* Job
Every record below should be printed exactly as it appears.

# Records for this task start

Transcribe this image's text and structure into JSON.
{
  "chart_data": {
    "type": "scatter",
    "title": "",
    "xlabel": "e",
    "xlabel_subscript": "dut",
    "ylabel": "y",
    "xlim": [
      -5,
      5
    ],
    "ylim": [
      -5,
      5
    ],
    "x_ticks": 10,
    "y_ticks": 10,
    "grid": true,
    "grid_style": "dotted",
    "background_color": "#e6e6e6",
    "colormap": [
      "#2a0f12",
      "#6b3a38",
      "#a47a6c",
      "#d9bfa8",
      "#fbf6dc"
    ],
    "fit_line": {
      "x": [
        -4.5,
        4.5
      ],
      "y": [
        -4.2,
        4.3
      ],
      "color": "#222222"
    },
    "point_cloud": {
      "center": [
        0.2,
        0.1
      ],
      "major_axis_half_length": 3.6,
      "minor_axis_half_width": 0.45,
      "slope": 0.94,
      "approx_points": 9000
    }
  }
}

# Records for this task end

* Correct result
Transcribe this image's text and structure into JSON.
{
  "chart_data": {
    "type": "scatter",
    "title": "",
    "xlabel": "e",
    "xlabel_subscript": "dut",
    "ylabel": "y",
    "xlim": [
      -5,
      5
    ],
    "ylim": [
      -5,
      5
    ],
    "x_ticks": 10,
    "y_ticks": 10,
    "grid": true,
    "grid_style": "dotted",
    "background_color": "#e6e6e6",
    "colormap": [
      "#2a0f12",
      "#6b3a38",
      "#a47a6c",
      "#d9bfa8",
      "#fbf6dc"
    ],
    "fit_line": {
      "x": [
        -4.5,
        4.5
      ],
      "y": [
        -4.2,
        4.3
      ],
      "color": "#222222"
    },
    "point_cloud": {
      "center": [
        0.2,
        0.1
      ],
      "major_axis_half_length": 3.6,
      "minor_axis_half_width": 0.45,
      "slope": 0.94,
      "approx_points": 9000
    }
  }
}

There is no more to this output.